#### [Given request]
Please say how many lines of the listing hold "برادران", with no other words in the answer.

#### [Data lines]

════════════════

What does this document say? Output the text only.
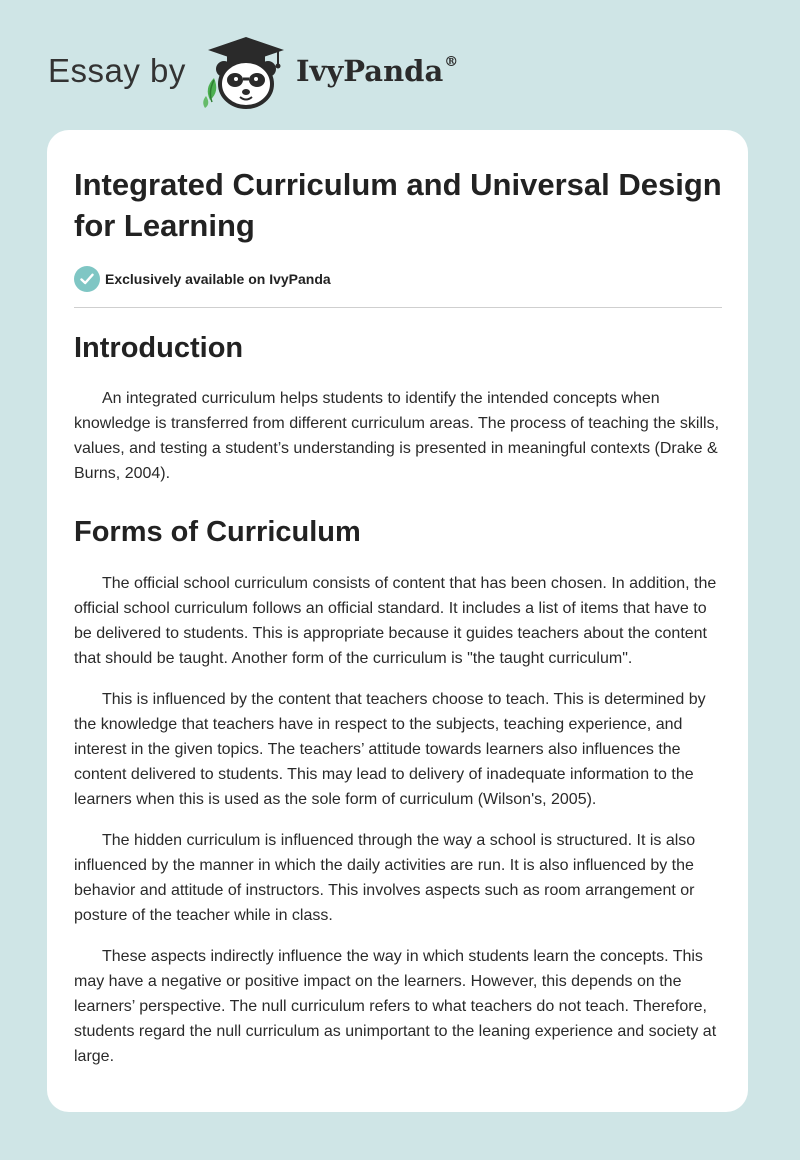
Essay by	IvyPanda®
Integrated Curriculum and Universal Design for Learning
Exclusively available on IvyPanda
Introduction

An integrated curriculum helps students to identify the intended concepts when knowledge is transferred from different curriculum areas. The process of teaching the skills, values, and testing a student’s understanding is presented in meaningful contexts (Drake & Burns, 2004).

Forms of Curriculum

The official school curriculum consists of content that has been chosen. In addition, the official school curriculum follows an official standard. It includes a list of items that have to be delivered to students. This is appropriate because it guides teachers about the content that should be taught. Another form of the curriculum is "the taught curriculum".

This is influenced by the content that teachers choose to teach. This is determined by the knowledge that teachers have in respect to the subjects, teaching experience, and interest in the given topics. The teachers’ attitude towards learners also influences the content delivered to students. This may lead to delivery of inadequate information to the learners when this is used as the sole form of curriculum (Wilson's, 2005).

The hidden curriculum is influenced through the way a school is structured. It is also influenced by the manner in which the daily activities are run. It is also influenced by the behavior and attitude of instructors. This involves aspects such as room arrangement or posture of the teacher while in class.

These aspects indirectly influence the way in which students learn the concepts. This may have a negative or positive impact on the learners. However, this depends on the learners’ perspective. The null curriculum refers to what teachers do not teach. Therefore, students regard the null curriculum as unimportant to the leaning experience and society at large.
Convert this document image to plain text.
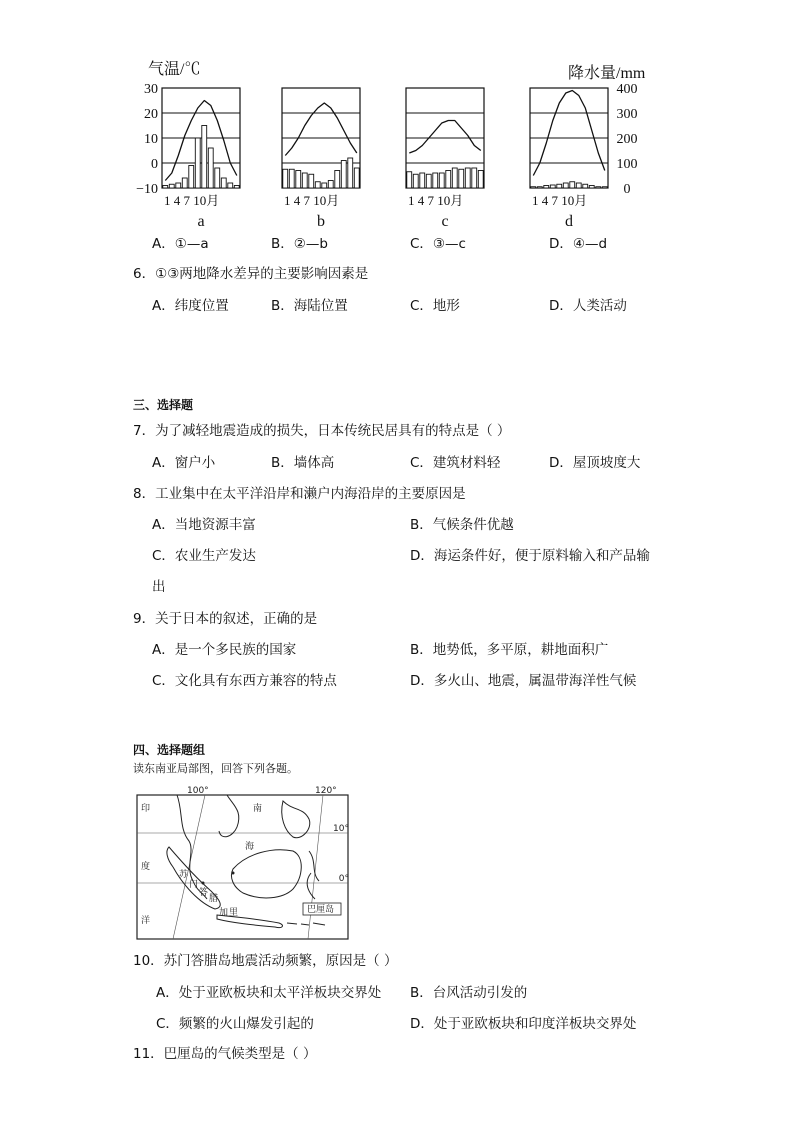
气温/℃	降水量/mm
30
20
10
0
−10
400
300
200
100
0
1 4 7 10月
a
1 4 7 10月
b
1 4 7 10月
c
1 4 7 10月
d
A．①—a	B．②—b	C．③—c	D．④—d
6．①③两地降水差异的主要影响因素是
A．纬度位置	B．海陆位置	C．地形	D．人类活动
三、选择题
7．为了减轻地震造成的损失，日本传统民居具有的特点是（ ）
A．窗户小	B．墙体高	C．建筑材料轻	D．屋顶坡度大
8．工业集中在太平洋沿岸和濑户内海沿岸的主要原因是
A．当地资源丰富	B．气候条件优越
C．农业生产发达	D．海运条件好，便于原料输入和产品输
出
9．关于日本的叙述，正确的是
A．是一个多民族的国家	B．地势低，多平原，耕地面积广
C．文化具有东西方兼容的特点	D．多火山、地震，属温带海洋性气候
四、选择题组
读东南亚局部图，回答下列各题。
100°	120°
10°
0°
印	南
海
度
苏
门
答
腊
加 里
洋
巴厘岛
10．苏门答腊岛地震活动频繁，原因是（ ）
A．处于亚欧板块和太平洋板块交界处 B．台风活动引发的
C．频繁的火山爆发引起的	D．处于亚欧板块和印度洋板块交界处
11．巴厘岛的气候类型是（ ）
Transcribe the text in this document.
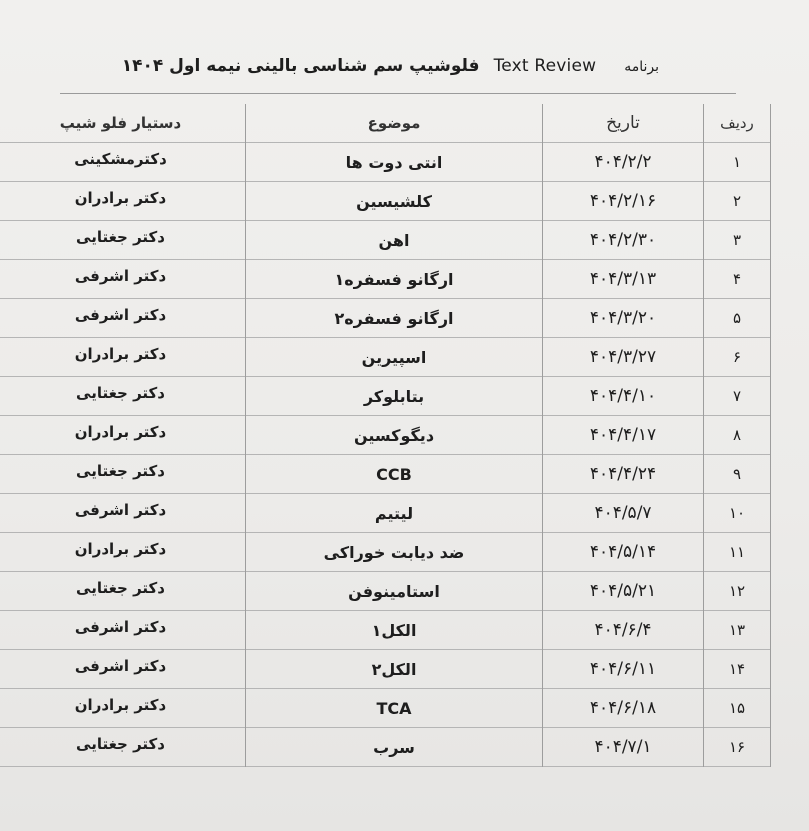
برنامهText Reviewفلوشیپ سم شناسی بالینی نیمه اول ۱۴۰۴
ردیف	تاریخ	موضوع	دستیار فلو شیپ
۱	۴۰۴/۲/۲	انتی دوت ها	دکترمشکینی
۲	۴۰۴/۲/۱۶	کلشیسین	دکتر برادران
۳	۴۰۴/۲/۳۰	اهن	دکتر جغتایی
۴	۴۰۴/۳/۱۳	ارگانو فسفره۱	دکتر اشرفی
۵	۴۰۴/۳/۲۰	ارگانو فسفره۲	دکتر اشرفی
۶	۴۰۴/۳/۲۷	اسپیرین	دکتر برادران
۷	۴۰۴/۴/۱۰	بتابلوکر	دکتر جغتایی
۸	۴۰۴/۴/۱۷	دیگوکسین	دکتر برادران
۹	۴۰۴/۴/۲۴	CCB	دکتر جغتایی
۱۰	۴۰۴/۵/۷	لیتیم	دکتر اشرفی
۱۱	۴۰۴/۵/۱۴	ضد دیابت خوراکی	دکتر برادران
۱۲	۴۰۴/۵/۲۱	استامینوفن	دکتر جغتایی
۱۳	۴۰۴/۶/۴	الکل۱	دکتر اشرفی
۱۴	۴۰۴/۶/۱۱	الکل۲	دکتر اشرفی
۱۵	۴۰۴/۶/۱۸	TCA	دکتر برادران
۱۶	۴۰۴/۷/۱	سرب	دکتر جغتایی
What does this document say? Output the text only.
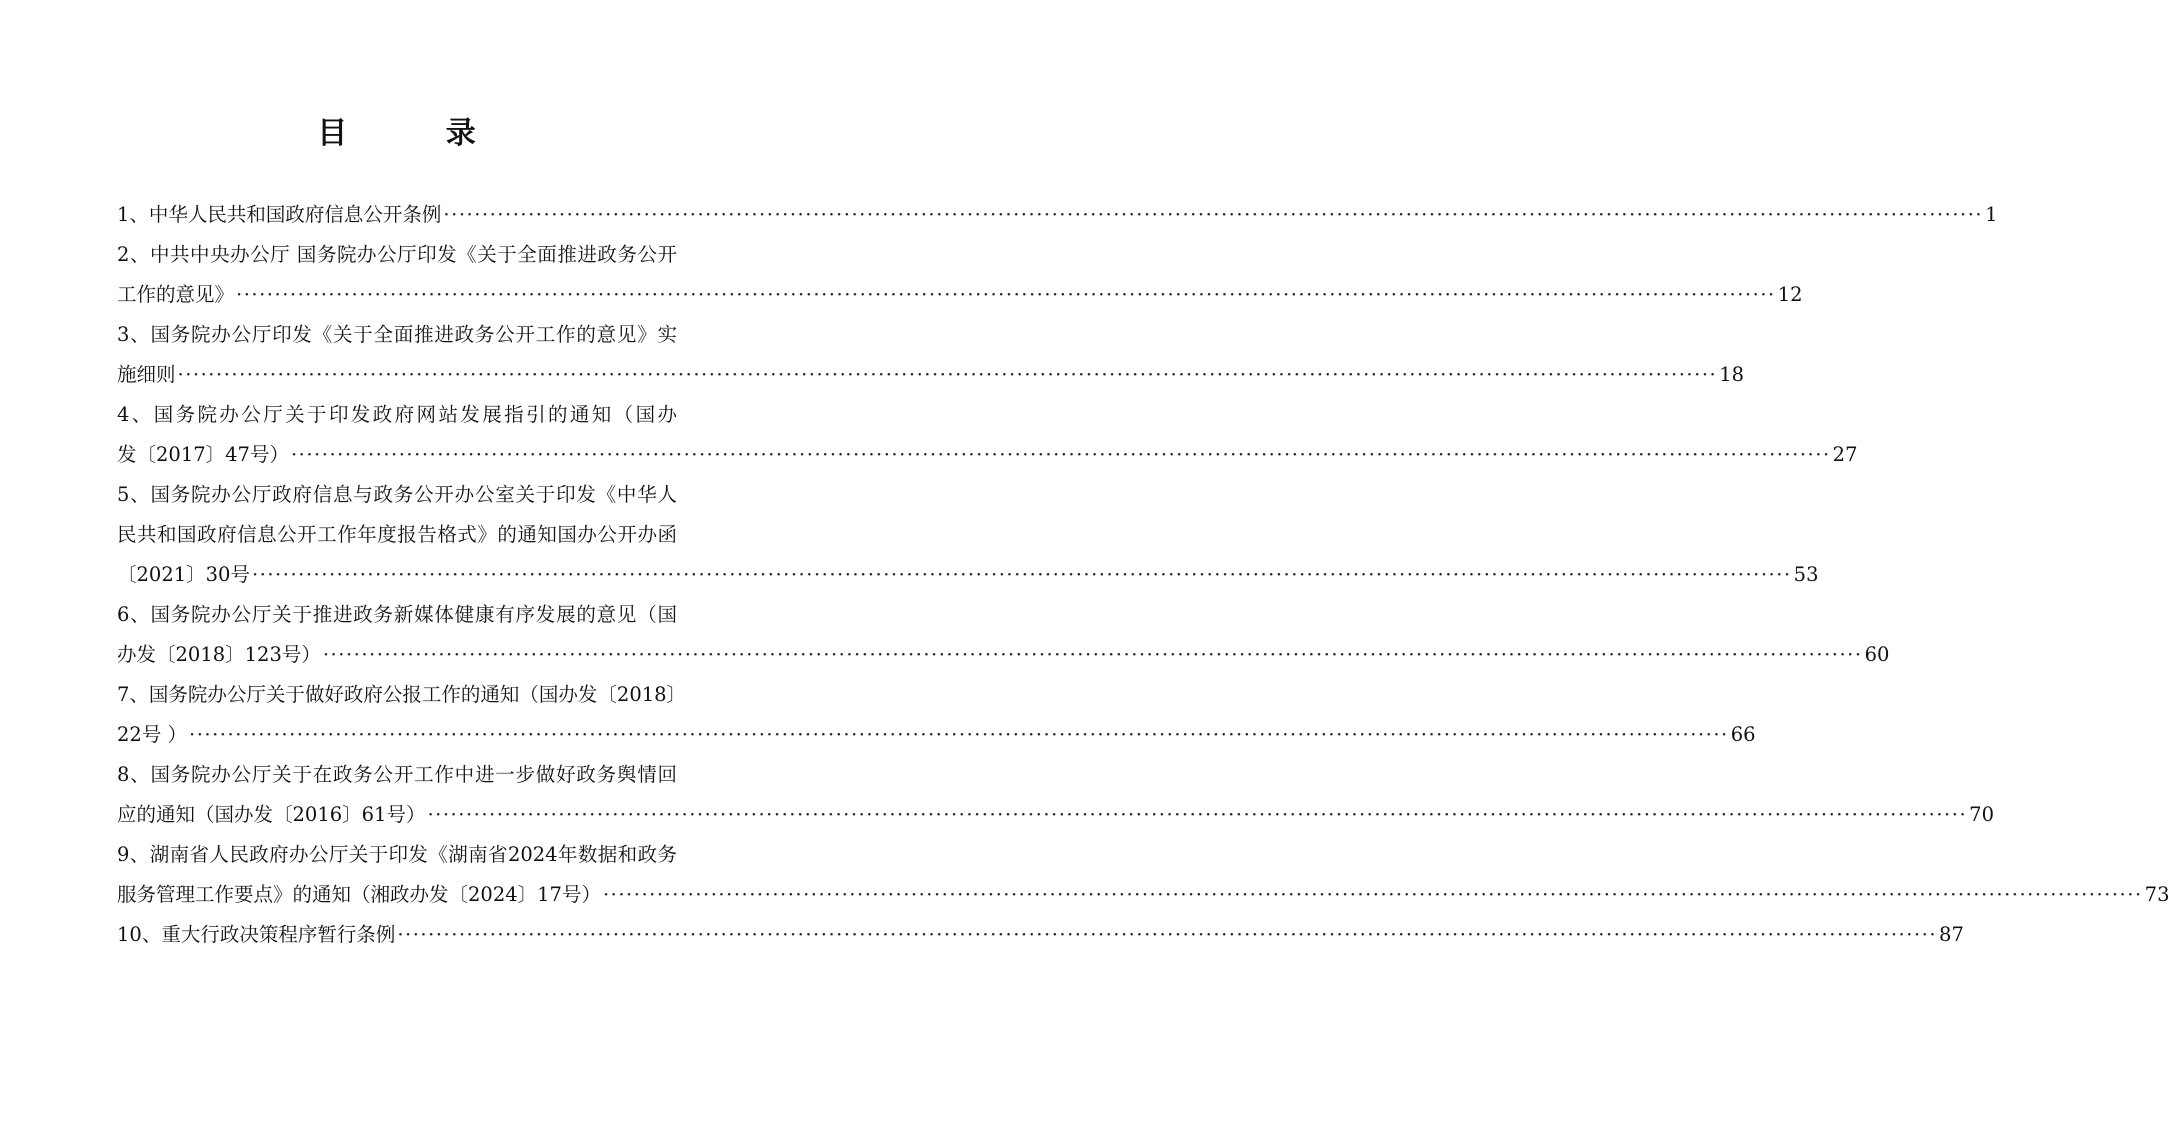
目 录
1、中华人民共和国政府信息公开条例 ········································································································································································································ 1
2、中共中央办公厅 国务院办公厅印发《关于全面推进政务公开
工作的意见》 ········································································································································································································ 12
3、国务院办公厅印发《关于全面推进政务公开工作的意见》实
施细则 ········································································································································································································ 18
4、国务院办公厅关于印发政府网站发展指引的通知（国办
发〔2017〕47号） ········································································································································································································ 27
5、国务院办公厅政府信息与政务公开办公室关于印发《中华人
民共和国政府信息公开工作年度报告格式》的通知国办公开办函
〔2021〕30号 ········································································································································································································ 53
6、国务院办公厅关于推进政务新媒体健康有序发展的意见（国
办发〔2018〕123号） ········································································································································································································ 60
7、国务院办公厅关于做好政府公报工作的通知（国办发〔2018〕
22号 ） ········································································································································································································ 66
8、国务院办公厅关于在政务公开工作中进一步做好政务舆情回
应的通知（国办发〔2016〕61号） ········································································································································································································ 70
9、湖南省人民政府办公厅关于印发《湖南省2024年数据和政务
服务管理工作要点》的通知（湘政办发〔2024〕17号） ········································································································································································································ 73
10、重大行政决策程序暂行条例 ········································································································································································································ 87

════════════════

#### [Answer below]
5